=== Bacaan Latihan ===

##########

6 . Menurut saya korban-korban dalam tindak pidana bisa diberdayakan untuk melakukan
pencegahan terjadinya kejahatan. Dimasa yang akan datang bila dikaitkan dengan fenomena
main hakim sendiri bahkan ketidak-puasan kepada penegakan hukum adalah Dari sudut
kriminologi setiap tindakan atau perbuatan tertentu yang tidak disetujui oleh masyarakat
diartikan sebagai kejahatan. Hal ini dapat dicermati bahwa setiap kejahatan tidak harus
dirumuskan terlebih dahulu dalam suatu peraturan hukum pidana. Apabila perbuatan yang
dilakukan itu telah merugikan, membahayakan, dan tidak disukai masyarakat atau bahkan
menjengkelkan, maka perbuatan tersebut dikatakan sebagai kejahatan. Dengan demikian
perbuatan yang anti sosialpun juga termasuk sebagai suatu kejahatan. Kejahatan tidak pernah
diberantas secara tuntas, kejahatan hanya dapat dicegah, dikurangi atau ditanggulangi.

##########

=== Perintah Kerja 1 ===
Menurut bacaan tentang kejahatan, mengapa perbuatan yang anti sosial juga termasuk kejahatan? Tolong jelaskan dalam satu sampai tiga kalimat.
=== Perintah Kerja 2 ===
Salin bagian bacaan tentang kejahatan antara "6 . Menurut" dan "dikurangi atau ditanggulangi.", termasuk keduanya.
Kerjakan hanya dengan berpegang pada bacaan ini.

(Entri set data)
##########

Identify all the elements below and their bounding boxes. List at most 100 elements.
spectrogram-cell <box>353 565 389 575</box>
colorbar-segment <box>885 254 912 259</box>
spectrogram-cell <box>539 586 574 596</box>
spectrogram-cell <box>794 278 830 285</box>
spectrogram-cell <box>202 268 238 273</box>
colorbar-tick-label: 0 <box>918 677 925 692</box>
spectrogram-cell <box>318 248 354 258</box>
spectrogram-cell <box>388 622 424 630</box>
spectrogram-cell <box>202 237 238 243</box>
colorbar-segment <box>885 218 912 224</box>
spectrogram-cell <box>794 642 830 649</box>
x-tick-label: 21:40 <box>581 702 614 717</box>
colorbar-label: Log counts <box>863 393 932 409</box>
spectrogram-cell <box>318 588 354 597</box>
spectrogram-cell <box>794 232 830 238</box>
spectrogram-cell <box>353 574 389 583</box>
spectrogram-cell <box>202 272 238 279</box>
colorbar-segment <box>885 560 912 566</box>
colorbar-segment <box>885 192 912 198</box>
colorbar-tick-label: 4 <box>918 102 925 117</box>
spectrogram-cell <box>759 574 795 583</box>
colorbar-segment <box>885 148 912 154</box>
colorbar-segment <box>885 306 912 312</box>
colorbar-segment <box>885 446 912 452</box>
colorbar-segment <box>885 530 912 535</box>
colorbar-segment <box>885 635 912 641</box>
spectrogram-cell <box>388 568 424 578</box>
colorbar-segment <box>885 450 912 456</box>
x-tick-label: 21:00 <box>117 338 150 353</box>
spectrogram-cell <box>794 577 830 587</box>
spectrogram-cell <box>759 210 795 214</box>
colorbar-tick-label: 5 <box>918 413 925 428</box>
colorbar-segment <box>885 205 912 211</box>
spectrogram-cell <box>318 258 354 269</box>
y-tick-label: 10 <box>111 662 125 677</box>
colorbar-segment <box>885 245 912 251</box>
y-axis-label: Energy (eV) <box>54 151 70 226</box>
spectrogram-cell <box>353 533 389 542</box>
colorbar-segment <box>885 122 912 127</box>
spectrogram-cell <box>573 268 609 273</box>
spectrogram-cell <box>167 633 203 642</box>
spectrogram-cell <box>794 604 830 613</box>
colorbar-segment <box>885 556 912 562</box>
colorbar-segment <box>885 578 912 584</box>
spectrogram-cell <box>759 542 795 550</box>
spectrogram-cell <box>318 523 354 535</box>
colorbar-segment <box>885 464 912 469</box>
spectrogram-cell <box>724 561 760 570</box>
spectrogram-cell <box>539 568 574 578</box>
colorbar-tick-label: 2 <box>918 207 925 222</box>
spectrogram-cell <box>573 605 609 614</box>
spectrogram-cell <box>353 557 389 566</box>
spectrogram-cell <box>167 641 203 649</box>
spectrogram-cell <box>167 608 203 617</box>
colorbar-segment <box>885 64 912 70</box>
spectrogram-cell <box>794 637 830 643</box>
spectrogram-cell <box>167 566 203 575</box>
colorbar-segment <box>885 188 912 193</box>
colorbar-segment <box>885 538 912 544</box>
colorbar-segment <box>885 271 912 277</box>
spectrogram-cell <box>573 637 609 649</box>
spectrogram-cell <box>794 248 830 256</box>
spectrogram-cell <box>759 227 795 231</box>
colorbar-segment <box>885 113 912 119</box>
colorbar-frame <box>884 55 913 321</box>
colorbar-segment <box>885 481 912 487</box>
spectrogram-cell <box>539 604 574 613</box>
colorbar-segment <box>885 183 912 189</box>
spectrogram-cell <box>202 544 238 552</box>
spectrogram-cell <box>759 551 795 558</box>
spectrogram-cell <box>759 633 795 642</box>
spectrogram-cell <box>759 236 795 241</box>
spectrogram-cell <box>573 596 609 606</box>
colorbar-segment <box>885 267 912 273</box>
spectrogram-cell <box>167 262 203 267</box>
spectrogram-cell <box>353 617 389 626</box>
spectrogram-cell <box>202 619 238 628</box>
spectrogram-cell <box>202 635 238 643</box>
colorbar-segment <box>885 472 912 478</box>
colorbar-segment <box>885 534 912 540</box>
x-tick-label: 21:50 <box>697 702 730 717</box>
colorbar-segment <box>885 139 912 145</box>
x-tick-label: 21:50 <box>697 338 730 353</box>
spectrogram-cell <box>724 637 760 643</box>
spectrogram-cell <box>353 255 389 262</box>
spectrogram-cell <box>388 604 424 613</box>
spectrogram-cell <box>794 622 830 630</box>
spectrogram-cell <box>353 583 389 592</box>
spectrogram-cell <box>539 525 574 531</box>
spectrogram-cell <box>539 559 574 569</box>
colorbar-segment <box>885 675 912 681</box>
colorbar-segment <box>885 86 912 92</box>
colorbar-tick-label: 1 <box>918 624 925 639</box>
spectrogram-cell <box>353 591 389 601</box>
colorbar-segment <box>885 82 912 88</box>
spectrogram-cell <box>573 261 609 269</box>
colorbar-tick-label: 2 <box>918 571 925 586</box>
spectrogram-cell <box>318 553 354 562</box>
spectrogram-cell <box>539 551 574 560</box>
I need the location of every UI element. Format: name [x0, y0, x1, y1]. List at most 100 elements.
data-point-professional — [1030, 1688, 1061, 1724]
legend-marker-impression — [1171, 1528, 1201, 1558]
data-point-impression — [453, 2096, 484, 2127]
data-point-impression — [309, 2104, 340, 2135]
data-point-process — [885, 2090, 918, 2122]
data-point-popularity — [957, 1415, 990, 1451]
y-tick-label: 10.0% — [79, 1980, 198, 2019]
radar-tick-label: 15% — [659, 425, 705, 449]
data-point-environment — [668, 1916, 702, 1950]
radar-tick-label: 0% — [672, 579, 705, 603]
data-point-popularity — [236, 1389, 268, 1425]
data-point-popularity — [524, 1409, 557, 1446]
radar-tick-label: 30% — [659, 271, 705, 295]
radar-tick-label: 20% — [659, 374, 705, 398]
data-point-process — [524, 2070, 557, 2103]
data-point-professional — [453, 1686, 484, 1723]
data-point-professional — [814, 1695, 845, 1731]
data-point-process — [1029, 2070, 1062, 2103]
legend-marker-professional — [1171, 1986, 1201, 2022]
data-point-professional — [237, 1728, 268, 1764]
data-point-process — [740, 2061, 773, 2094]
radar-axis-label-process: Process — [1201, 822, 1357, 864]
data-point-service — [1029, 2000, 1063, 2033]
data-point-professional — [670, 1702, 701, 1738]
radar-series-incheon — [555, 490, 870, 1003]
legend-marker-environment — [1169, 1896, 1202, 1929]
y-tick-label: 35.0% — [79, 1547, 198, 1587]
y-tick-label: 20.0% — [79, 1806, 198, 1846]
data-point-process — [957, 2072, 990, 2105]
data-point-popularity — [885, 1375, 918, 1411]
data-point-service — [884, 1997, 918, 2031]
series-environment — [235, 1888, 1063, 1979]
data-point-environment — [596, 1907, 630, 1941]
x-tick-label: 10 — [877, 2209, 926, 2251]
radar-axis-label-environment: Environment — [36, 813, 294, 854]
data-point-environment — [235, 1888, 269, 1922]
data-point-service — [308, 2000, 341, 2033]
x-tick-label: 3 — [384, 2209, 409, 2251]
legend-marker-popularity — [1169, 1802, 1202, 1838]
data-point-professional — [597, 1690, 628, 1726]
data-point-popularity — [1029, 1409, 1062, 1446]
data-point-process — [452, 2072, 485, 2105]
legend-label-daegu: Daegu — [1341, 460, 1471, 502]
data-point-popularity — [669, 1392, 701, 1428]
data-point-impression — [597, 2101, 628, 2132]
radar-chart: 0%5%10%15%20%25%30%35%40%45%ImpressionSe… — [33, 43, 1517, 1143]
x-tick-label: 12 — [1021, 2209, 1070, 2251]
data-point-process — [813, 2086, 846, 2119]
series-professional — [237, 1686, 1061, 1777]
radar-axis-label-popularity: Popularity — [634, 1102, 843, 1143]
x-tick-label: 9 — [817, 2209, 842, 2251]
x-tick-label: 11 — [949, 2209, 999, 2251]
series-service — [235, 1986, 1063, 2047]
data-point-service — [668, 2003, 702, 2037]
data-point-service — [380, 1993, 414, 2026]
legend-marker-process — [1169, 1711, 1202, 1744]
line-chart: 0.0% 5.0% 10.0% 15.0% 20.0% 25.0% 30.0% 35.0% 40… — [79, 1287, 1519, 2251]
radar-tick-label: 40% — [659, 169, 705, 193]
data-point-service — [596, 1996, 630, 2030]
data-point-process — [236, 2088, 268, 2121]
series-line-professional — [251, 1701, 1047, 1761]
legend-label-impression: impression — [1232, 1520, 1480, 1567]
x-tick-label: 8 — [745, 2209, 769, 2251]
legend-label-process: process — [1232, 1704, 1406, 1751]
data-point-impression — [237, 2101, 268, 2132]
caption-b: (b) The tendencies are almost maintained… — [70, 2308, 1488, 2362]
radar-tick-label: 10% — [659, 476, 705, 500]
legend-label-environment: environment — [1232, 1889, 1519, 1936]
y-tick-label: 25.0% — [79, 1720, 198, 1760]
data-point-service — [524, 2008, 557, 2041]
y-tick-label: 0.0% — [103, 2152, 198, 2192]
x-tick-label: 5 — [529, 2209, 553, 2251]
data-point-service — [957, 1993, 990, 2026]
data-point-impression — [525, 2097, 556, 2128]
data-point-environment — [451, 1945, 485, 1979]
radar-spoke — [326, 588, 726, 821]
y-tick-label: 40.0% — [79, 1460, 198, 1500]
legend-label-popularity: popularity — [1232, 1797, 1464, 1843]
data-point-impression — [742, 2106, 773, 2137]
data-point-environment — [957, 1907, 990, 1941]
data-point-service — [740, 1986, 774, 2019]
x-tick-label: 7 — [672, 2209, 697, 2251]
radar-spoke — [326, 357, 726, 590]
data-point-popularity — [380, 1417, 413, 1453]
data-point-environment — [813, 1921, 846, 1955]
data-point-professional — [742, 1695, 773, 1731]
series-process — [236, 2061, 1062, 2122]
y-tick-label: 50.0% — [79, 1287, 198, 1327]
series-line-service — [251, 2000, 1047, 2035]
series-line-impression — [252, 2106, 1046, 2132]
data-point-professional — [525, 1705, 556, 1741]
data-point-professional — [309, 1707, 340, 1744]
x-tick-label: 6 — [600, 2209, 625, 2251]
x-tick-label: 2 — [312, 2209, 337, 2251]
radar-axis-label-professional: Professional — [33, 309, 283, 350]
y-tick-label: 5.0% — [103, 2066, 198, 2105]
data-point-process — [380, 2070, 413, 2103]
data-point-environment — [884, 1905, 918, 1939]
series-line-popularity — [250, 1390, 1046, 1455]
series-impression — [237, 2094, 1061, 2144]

##########

=== Hasil Jawaban 1 ===
Dari sudut kriminologi, setiap tindakan yang tidak disetujui masyarakat diartikan sebagai kejahatan. Perbuatan yang merugikan, membahayakan, dan tidak disukai masyarakat atau bahkan menjengkelkan dikatakan sebagai kejahatan. Dengan demikian, perbuatan yang anti sosial pun termasuk kejahatan.

=== Hasil Jawaban 2 ===
6 . Menurut saya korban-korban dalam tindak pidana bisa diberdayakan untuk melakukan
pencegahan terjadinya kejahatan. Dimasa yang akan datang bila dikaitkan dengan fenomena
main hakim sendiri bahkan ketidak-puasan kepada penegakan hukum adalah Dari sudut
kriminologi setiap tindakan atau perbuatan tertentu yang tidak disetujui oleh masyarakat
diartikan sebagai kejahatan. Hal ini dapat dicermati bahwa setiap kejahatan tidak harus
dirumuskan terlebih dahulu dalam suatu peraturan hukum pidana. Apabila perbuatan yang
dilakukan itu telah merugikan, membahayakan, dan tidak disukai masyarakat atau bahkan
menjengkelkan, maka perbuatan tersebut dikatakan sebagai kejahatan. Dengan demikian
perbuatan yang anti sosialpun juga termasuk sebagai suatu kejahatan. Kejahatan tidak pernah
diberantas secara tuntas, kejahatan hanya dapat dicegah, dikurangi atau ditanggulangi.